● TASK DETAILS: In the data below, find every line that has the string "grid", and copy it.

Records from a collection of figures:

=-=-=

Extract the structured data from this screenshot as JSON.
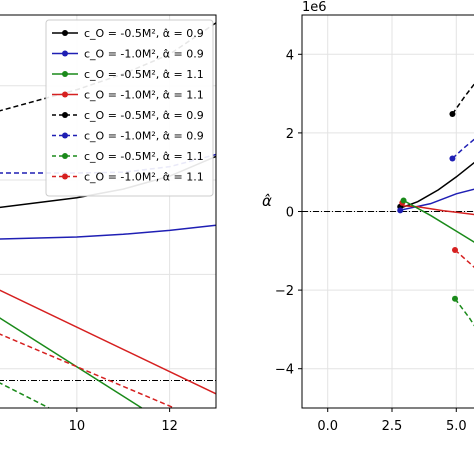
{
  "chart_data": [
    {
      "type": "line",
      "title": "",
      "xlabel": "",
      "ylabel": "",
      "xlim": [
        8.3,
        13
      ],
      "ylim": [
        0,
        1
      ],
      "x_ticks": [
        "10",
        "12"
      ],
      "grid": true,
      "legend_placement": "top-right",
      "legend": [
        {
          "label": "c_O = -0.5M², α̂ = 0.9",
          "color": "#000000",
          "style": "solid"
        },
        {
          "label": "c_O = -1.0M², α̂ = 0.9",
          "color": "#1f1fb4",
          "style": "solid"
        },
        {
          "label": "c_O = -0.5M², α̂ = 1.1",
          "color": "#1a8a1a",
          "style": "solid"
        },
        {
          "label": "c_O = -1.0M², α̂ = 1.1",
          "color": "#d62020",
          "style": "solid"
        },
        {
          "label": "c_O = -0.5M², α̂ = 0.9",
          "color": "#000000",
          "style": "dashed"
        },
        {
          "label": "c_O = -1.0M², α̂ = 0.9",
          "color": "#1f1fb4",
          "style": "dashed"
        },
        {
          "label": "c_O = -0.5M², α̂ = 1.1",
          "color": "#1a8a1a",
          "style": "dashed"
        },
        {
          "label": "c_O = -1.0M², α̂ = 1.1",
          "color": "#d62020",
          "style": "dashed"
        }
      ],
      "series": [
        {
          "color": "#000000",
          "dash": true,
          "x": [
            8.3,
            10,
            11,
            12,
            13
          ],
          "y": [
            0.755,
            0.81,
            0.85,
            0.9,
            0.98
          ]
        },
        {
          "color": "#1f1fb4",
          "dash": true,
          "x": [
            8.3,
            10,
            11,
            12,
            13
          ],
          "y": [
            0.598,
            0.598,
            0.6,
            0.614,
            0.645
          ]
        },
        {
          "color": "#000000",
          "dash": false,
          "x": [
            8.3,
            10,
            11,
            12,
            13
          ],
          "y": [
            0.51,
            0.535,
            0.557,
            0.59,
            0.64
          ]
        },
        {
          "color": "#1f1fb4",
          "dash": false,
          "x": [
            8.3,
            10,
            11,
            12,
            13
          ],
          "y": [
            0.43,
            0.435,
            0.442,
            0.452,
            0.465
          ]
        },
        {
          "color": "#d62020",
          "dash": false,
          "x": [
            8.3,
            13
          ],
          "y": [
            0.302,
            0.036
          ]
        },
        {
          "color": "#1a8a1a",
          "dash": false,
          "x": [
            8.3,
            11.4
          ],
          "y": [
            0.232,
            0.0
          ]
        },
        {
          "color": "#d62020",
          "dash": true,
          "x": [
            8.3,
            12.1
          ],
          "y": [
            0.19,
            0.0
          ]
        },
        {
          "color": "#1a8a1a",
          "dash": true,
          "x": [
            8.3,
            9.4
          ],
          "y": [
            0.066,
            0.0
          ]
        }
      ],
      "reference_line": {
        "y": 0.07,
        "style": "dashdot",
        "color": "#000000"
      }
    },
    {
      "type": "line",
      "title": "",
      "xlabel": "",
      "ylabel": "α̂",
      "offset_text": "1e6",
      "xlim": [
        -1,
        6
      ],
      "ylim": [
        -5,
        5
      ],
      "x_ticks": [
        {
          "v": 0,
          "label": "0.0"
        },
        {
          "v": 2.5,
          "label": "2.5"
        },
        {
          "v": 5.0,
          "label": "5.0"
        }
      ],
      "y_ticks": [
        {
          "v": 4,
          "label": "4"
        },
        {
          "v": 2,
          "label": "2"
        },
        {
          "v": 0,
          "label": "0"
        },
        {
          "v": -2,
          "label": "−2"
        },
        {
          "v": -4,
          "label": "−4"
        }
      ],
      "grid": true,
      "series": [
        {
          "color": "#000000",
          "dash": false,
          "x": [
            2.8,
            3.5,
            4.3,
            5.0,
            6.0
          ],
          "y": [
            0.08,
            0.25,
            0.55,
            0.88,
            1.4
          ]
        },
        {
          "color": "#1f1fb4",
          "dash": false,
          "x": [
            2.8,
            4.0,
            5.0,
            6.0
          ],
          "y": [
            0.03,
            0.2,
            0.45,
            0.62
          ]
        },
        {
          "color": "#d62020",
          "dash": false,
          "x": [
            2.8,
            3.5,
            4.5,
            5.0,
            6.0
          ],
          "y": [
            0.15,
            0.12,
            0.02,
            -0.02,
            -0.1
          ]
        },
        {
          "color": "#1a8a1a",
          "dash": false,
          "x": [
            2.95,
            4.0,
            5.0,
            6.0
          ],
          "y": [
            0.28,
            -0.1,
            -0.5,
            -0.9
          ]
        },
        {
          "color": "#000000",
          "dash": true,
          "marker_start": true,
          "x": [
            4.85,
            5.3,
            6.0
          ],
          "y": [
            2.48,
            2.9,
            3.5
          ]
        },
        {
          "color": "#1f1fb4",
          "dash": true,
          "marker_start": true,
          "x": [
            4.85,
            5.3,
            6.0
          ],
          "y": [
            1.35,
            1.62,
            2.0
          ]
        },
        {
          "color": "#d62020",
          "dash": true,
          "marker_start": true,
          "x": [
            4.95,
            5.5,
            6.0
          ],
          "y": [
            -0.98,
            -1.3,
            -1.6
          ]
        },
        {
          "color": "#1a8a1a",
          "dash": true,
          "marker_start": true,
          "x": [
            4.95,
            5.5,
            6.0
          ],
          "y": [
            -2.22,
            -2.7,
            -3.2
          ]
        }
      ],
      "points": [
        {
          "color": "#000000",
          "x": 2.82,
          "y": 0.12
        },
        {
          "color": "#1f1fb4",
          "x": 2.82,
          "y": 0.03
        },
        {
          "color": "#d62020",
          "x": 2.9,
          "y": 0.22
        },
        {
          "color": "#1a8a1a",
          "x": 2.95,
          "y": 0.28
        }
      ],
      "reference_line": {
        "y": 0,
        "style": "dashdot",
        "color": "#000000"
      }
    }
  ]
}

=-=-=

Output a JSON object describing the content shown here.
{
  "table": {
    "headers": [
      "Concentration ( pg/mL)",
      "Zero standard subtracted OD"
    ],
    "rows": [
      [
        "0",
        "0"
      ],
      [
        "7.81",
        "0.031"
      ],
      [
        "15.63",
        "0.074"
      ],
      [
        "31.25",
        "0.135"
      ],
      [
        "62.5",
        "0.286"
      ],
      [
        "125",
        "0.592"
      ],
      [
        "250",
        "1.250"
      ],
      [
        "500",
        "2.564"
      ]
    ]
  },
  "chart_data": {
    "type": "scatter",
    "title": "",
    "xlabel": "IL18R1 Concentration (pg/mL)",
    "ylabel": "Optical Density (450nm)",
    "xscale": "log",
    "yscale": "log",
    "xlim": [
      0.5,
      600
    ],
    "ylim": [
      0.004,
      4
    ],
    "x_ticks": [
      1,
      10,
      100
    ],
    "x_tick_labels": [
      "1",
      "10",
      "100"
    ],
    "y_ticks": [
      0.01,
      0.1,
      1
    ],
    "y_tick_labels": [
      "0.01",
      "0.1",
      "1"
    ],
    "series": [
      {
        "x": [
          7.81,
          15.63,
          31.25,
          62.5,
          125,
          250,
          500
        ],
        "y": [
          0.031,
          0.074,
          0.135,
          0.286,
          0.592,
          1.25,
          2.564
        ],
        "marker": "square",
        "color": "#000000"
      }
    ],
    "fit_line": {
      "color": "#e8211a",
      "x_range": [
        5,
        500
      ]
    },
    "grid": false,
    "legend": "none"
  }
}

=-=-=

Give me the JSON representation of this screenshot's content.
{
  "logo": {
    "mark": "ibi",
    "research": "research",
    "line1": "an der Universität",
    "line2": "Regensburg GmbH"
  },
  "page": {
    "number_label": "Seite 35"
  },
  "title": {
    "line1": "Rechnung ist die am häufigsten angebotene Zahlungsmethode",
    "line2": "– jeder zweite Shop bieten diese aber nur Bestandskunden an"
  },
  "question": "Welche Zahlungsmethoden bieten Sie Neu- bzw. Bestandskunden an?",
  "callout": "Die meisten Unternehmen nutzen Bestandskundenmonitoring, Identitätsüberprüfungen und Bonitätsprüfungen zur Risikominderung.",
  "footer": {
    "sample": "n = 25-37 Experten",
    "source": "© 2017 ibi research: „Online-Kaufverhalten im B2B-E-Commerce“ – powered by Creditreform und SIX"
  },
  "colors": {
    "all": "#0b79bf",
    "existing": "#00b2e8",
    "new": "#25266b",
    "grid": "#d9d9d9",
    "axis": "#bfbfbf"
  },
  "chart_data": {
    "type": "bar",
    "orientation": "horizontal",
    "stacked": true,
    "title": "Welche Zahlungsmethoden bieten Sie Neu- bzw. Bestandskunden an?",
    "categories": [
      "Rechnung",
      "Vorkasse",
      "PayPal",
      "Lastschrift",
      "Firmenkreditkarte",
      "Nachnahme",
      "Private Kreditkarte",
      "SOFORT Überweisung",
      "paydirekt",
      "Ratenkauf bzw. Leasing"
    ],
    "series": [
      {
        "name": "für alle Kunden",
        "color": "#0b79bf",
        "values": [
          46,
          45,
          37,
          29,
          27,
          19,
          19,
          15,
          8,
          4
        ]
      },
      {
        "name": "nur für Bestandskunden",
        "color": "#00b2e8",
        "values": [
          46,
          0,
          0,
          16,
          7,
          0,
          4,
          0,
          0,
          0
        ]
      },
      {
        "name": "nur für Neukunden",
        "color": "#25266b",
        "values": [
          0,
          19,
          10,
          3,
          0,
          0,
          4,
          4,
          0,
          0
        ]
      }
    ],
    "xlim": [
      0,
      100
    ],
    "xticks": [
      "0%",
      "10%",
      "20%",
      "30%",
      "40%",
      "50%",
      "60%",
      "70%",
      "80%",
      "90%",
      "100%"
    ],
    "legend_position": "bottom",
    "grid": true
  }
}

=-=-=

● CORRECT OUTPUT:
      "grid": true,
      "grid": true,
    "grid": false,
    "grid": "#d9d9d9",
    "grid": true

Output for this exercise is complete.